Extract the full listing verbatim and drop any pictures from your copy.

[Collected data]
-------

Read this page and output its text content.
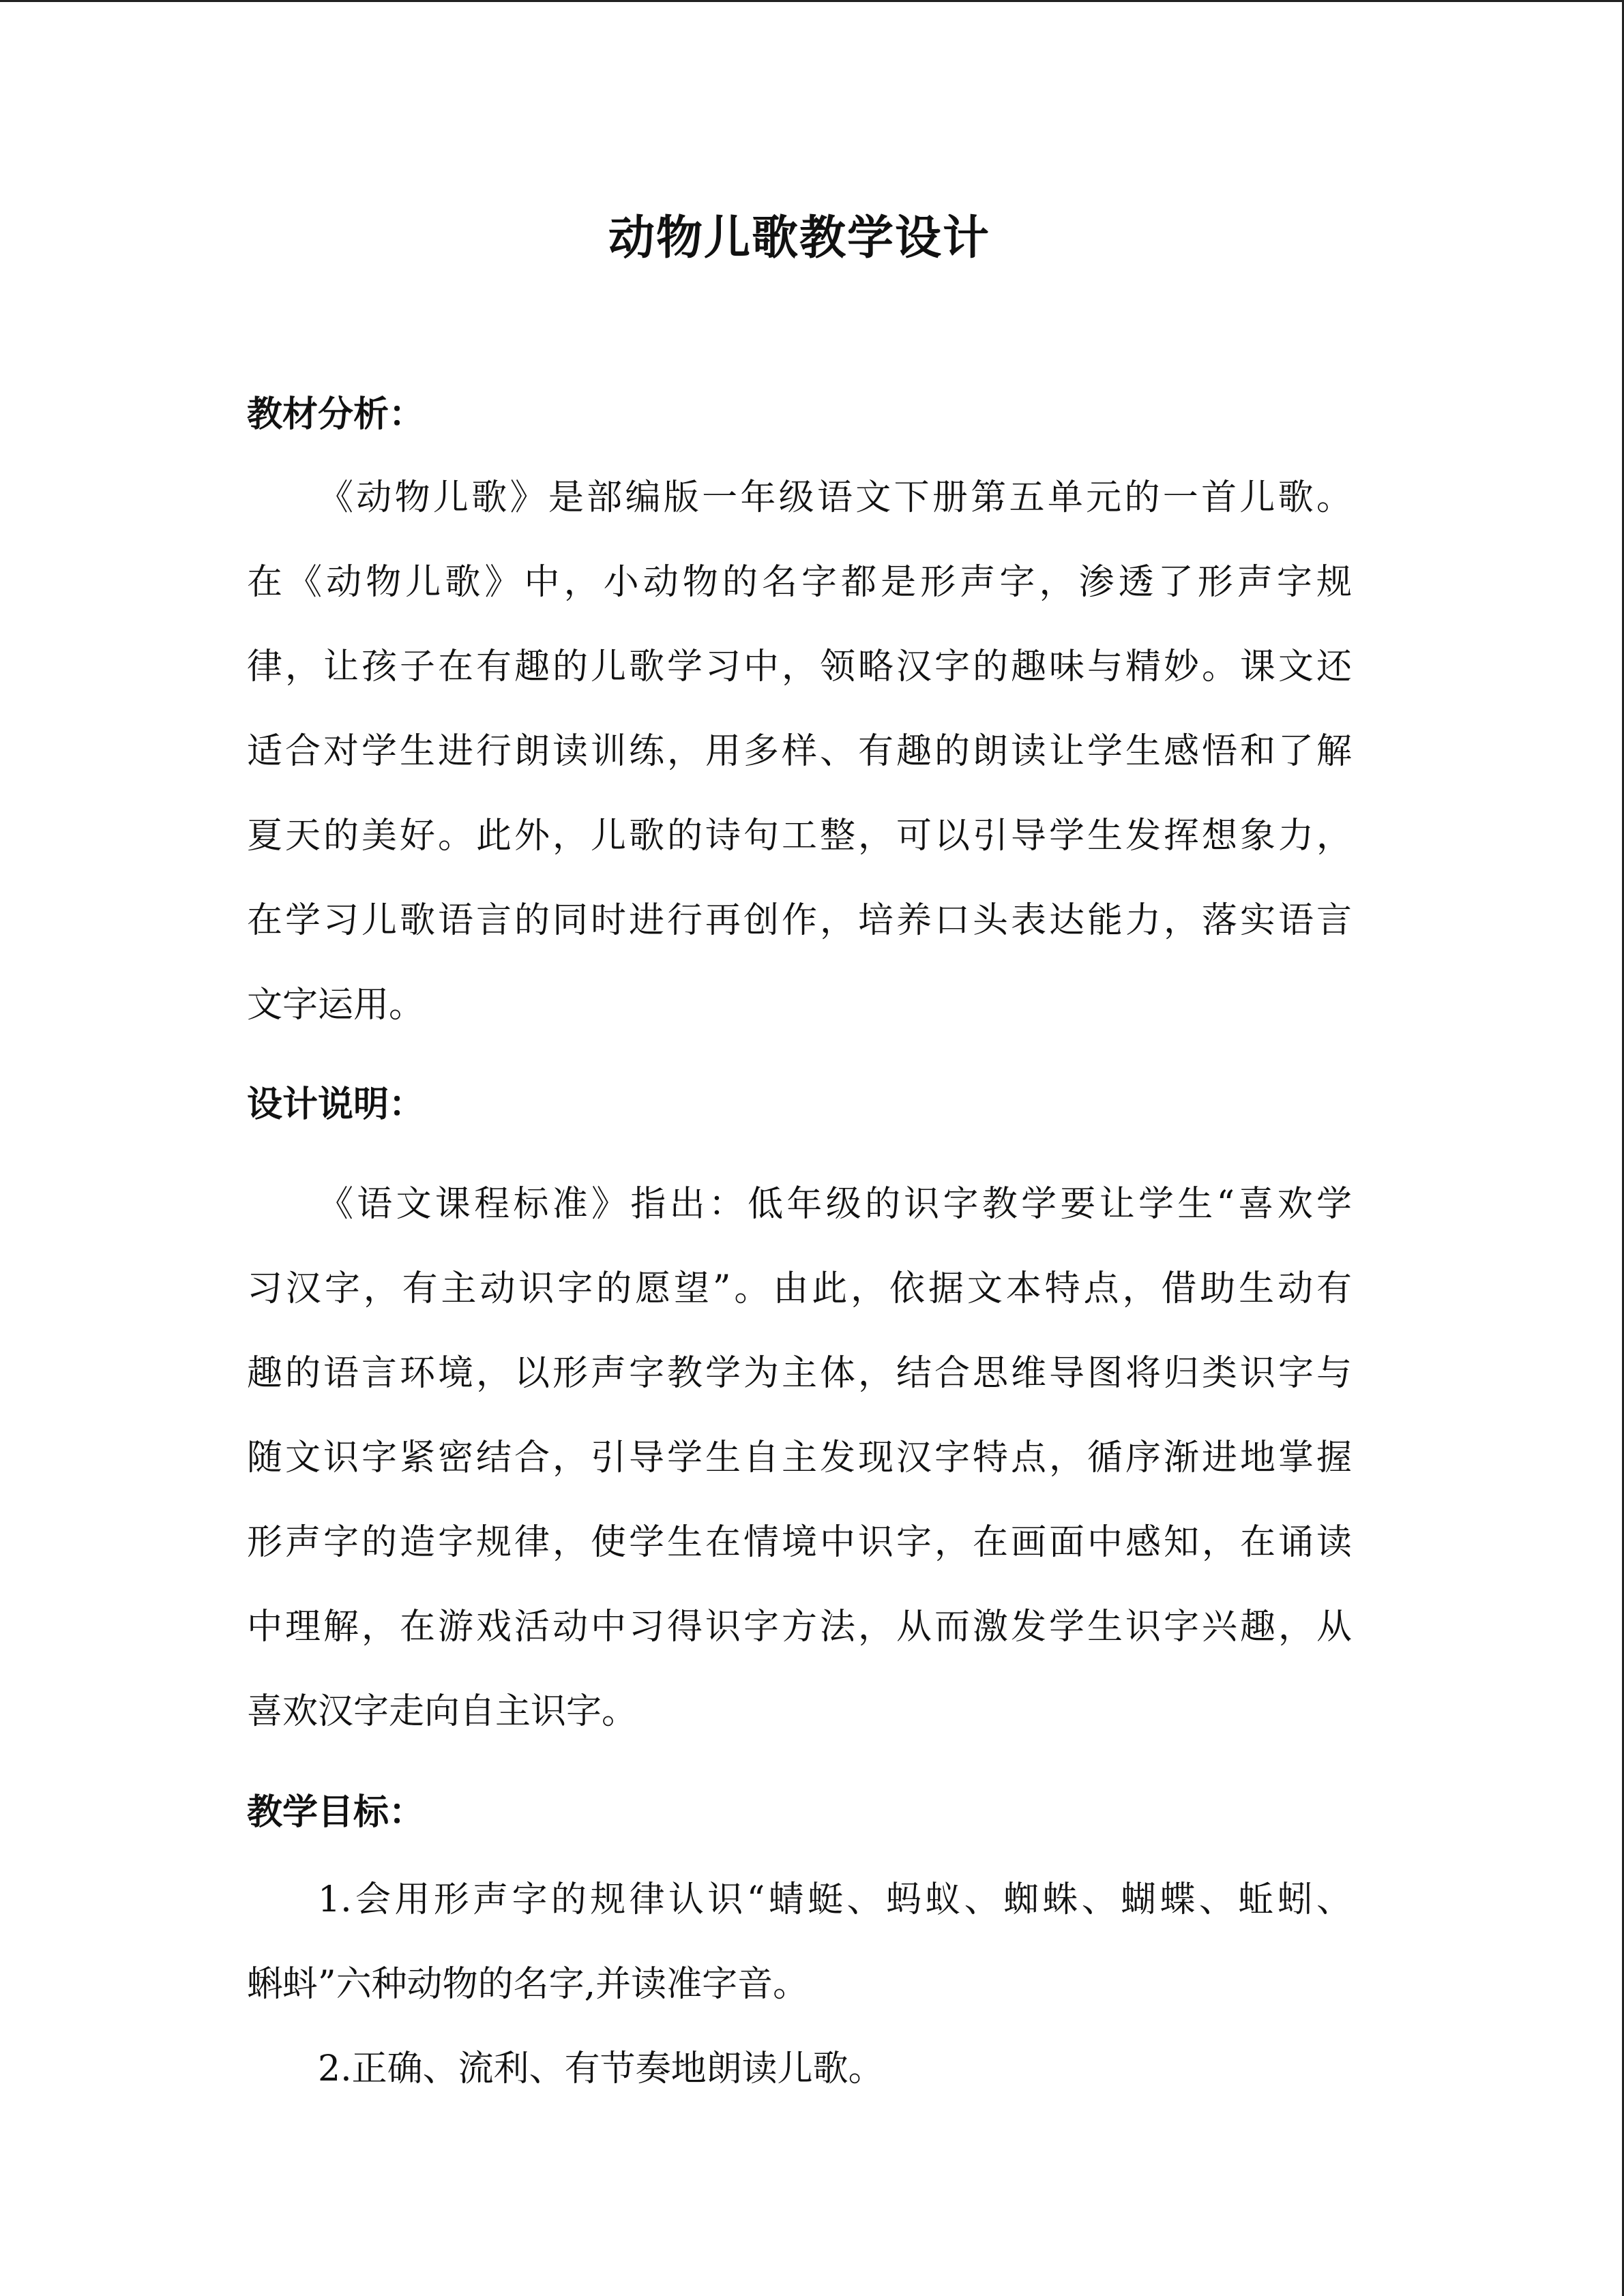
动物儿歌教学设计
教材分析：
《动物儿歌》是部编版一年级语文下册第五单元的一首儿歌。
在《动物儿歌》中，小动物的名字都是形声字，渗透了形声字规
律，让孩子在有趣的儿歌学习中，领略汉字的趣味与精妙。课文还
适合对学生进行朗读训练，用多样、有趣的朗读让学生感悟和了解
夏天的美好。此外，儿歌的诗句工整，可以引导学生发挥想象力，
在学习儿歌语言的同时进行再创作，培养口头表达能力，落实语言
文字运用。
设计说明：
《语文课程标准》指出：低年级的识字教学要让学生“喜欢学
习汉字，有主动识字的愿望”。由此，依据文本特点，借助生动有
趣的语言环境，以形声字教学为主体，结合思维导图将归类识字与
随文识字紧密结合，引导学生自主发现汉字特点，循序渐进地掌握
形声字的造字规律，使学生在情境中识字，在画面中感知，在诵读
中理解，在游戏活动中习得识字方法，从而激发学生识字兴趣，从
喜欢汉字走向自主识字。
教学目标：
1.会用形声字的规律认识“蜻蜓、蚂蚁、蜘蛛、蝴蝶、蚯蚓、
蝌蚪”六种动物的名字,并读准字音。
2.正确、流利、有节奏地朗读儿歌。
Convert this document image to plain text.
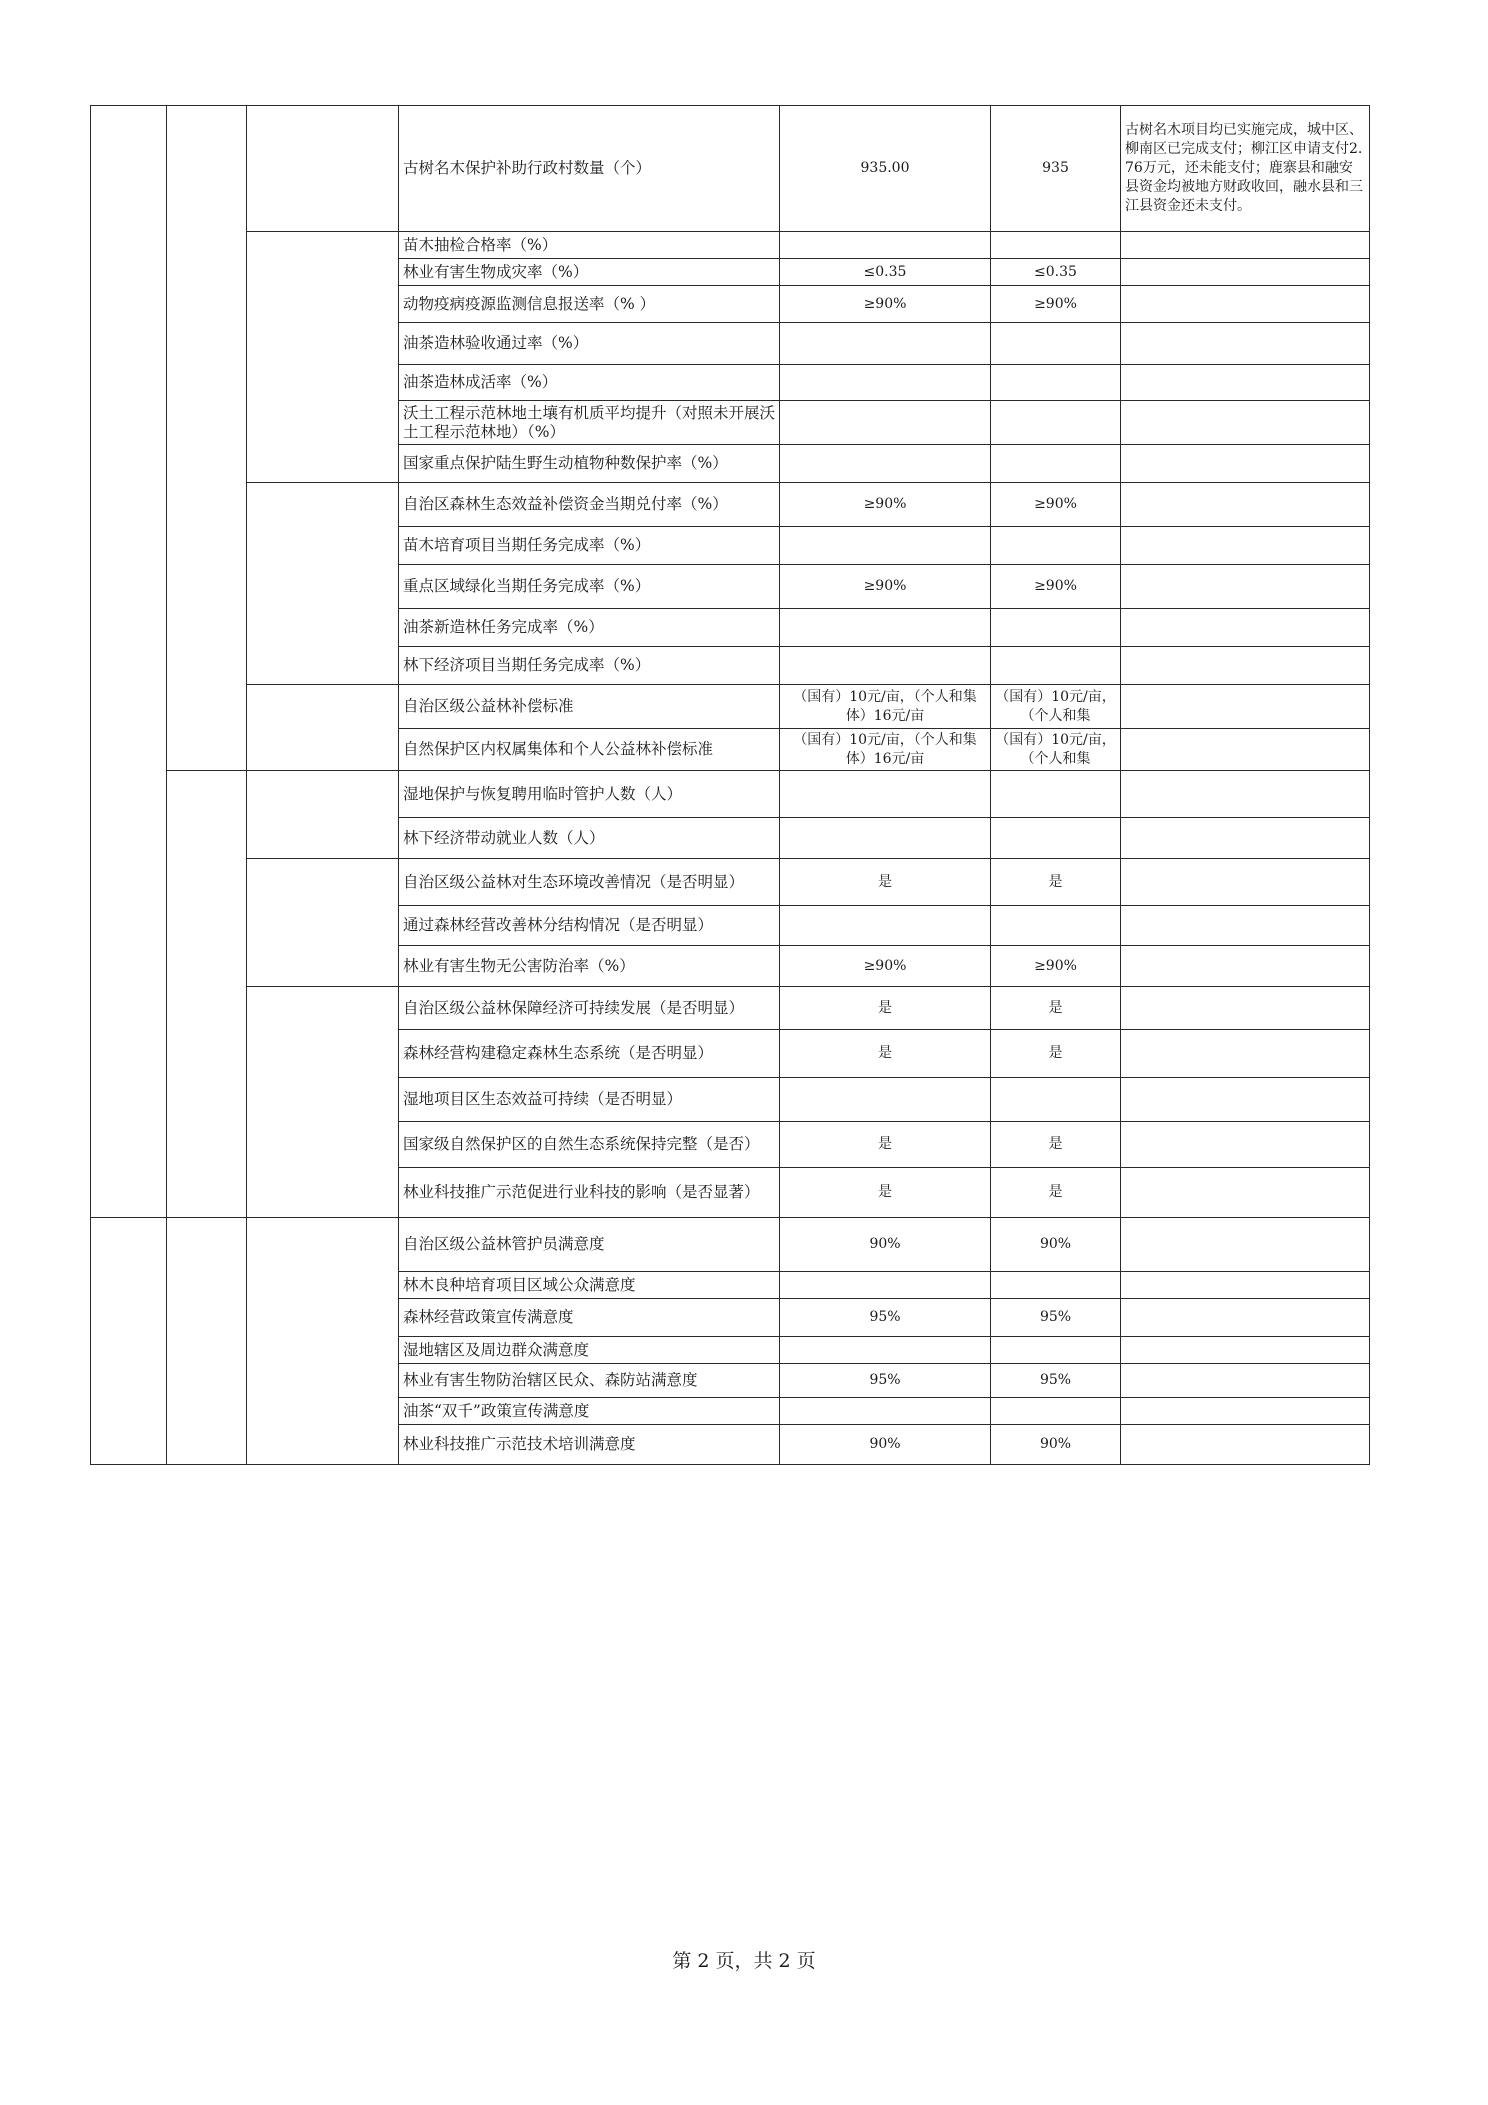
			古树名木保护补助行政村数量（个）	935.00	935	古树名木项目均已实施完成，城中区、柳南区已完成支付；柳江区申请支付2.76万元，还未能支付；鹿寨县和融安县资金均被地方财政收回，融水县和三江县资金还未支付。
			苗木抽检合格率（%）			
			林业有害生物成灾率（%）	≤0.35	≤0.35	
			动物疫病疫源监测信息报送率（% ）	≥90%	≥90%	
			油茶造林验收通过率（%）			
			油茶造林成活率（%）			
			沃土工程示范林地土壤有机质平均提升（对照未开展沃土工程示范林地）（%）			
			国家重点保护陆生野生动植物种数保护率（%）			
			自治区森林生态效益补偿资金当期兑付率（%）	≥90%	≥90%	
			苗木培育项目当期任务完成率（%）			
			重点区域绿化当期任务完成率（%）	≥90%	≥90%	
			油茶新造林任务完成率（%）			
			林下经济项目当期任务完成率（%）			
			自治区级公益林补偿标准	（国有）10元/亩，（个人和集体）16元/亩	（国有）10元/亩，（个人和集	
			自然保护区内权属集体和个人公益林补偿标准	（国有）10元/亩，（个人和集体）16元/亩	（国有）10元/亩，（个人和集	
			湿地保护与恢复聘用临时管护人数（人）			
			林下经济带动就业人数（人）			
			自治区级公益林对生态环境改善情况（是否明显）	是	是	
			通过森林经营改善林分结构情况（是否明显）			
			林业有害生物无公害防治率（%）	≥90%	≥90%	
			自治区级公益林保障经济可持续发展（是否明显）	是	是	
			森林经营构建稳定森林生态系统（是否明显）	是	是	
			湿地项目区生态效益可持续（是否明显）			
			国家级自然保护区的自然生态系统保持完整（是否）	是	是	
			林业科技推广示范促进行业科技的影响（是否显著）	是	是	
			自治区级公益林管护员满意度	90%	90%	
			林木良种培育项目区域公众满意度			
			森林经营政策宣传满意度	95%	95%	
			湿地辖区及周边群众满意度			
			林业有害生物防治辖区民众、森防站满意度	95%	95%	
			油茶“双千”政策宣传满意度			
			林业科技推广示范技术培训满意度	90%	90%	
第 2 页，共 2 页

-------

» ANSWER TO THIS EXERCISE
Read this page and output its text content.
动物儿歌教学设计
教材分析：
《动物儿歌》是部编版一年级语文下册第五单元的一首儿歌。
在《动物儿歌》中，小动物的名字都是形声字，渗透了形声字规
律，让孩子在有趣的儿歌学习中，领略汉字的趣味与精妙。课文还
适合对学生进行朗读训练，用多样、有趣的朗读让学生感悟和了解
夏天的美好。此外，儿歌的诗句工整，可以引导学生发挥想象力，
在学习儿歌语言的同时进行再创作，培养口头表达能力，落实语言
文字运用。
设计说明：
《语文课程标准》指出：低年级的识字教学要让学生“喜欢学
习汉字，有主动识字的愿望”。由此，依据文本特点，借助生动有
趣的语言环境，以形声字教学为主体，结合思维导图将归类识字与
随文识字紧密结合，引导学生自主发现汉字特点，循序渐进地掌握
形声字的造字规律，使学生在情境中识字，在画面中感知，在诵读
中理解，在游戏活动中习得识字方法，从而激发学生识字兴趣，从
喜欢汉字走向自主识字。
教学目标：
1.会用形声字的规律认识“蜻蜓、蚂蚁、蜘蛛、蝴蝶、蚯蚓、
蝌蚪”六种动物的名字,并读准字音。
2.正确、流利、有节奏地朗读儿歌。
Convert this document image to plain text.
			古树名木保护补助行政村数量（个）	935.00	935	古树名木项目均已实施完成，城中区、柳南区已完成支付；柳江区申请支付2.76万元，还未能支付；鹿寨县和融安县资金均被地方财政收回，融水县和三江县资金还未支付。
			苗木抽检合格率（%）			
			林业有害生物成灾率（%）	≤0.35	≤0.35	
			动物疫病疫源监测信息报送率（% ）	≥90%	≥90%	
			油茶造林验收通过率（%）			
			油茶造林成活率（%）			
			沃土工程示范林地土壤有机质平均提升（对照未开展沃土工程示范林地）（%）			
			国家重点保护陆生野生动植物种数保护率（%）			
			自治区森林生态效益补偿资金当期兑付率（%）	≥90%	≥90%	
			苗木培育项目当期任务完成率（%）			
			重点区域绿化当期任务完成率（%）	≥90%	≥90%	
			油茶新造林任务完成率（%）			
			林下经济项目当期任务完成率（%）			
			自治区级公益林补偿标准	（国有）10元/亩，（个人和集体）16元/亩	（国有）10元/亩，（个人和集	
			自然保护区内权属集体和个人公益林补偿标准	（国有）10元/亩，（个人和集体）16元/亩	（国有）10元/亩，（个人和集	
			湿地保护与恢复聘用临时管护人数（人）			
			林下经济带动就业人数（人）			
			自治区级公益林对生态环境改善情况（是否明显）	是	是	
			通过森林经营改善林分结构情况（是否明显）			
			林业有害生物无公害防治率（%）	≥90%	≥90%	
			自治区级公益林保障经济可持续发展（是否明显）	是	是	
			森林经营构建稳定森林生态系统（是否明显）	是	是	
			湿地项目区生态效益可持续（是否明显）			
			国家级自然保护区的自然生态系统保持完整（是否）	是	是	
			林业科技推广示范促进行业科技的影响（是否显著）	是	是	
			自治区级公益林管护员满意度	90%	90%	
			林木良种培育项目区域公众满意度			
			森林经营政策宣传满意度	95%	95%	
			湿地辖区及周边群众满意度			
			林业有害生物防治辖区民众、森防站满意度	95%	95%	
			油茶“双千”政策宣传满意度			
			林业科技推广示范技术培训满意度	90%	90%	
第 2 页，共 2 页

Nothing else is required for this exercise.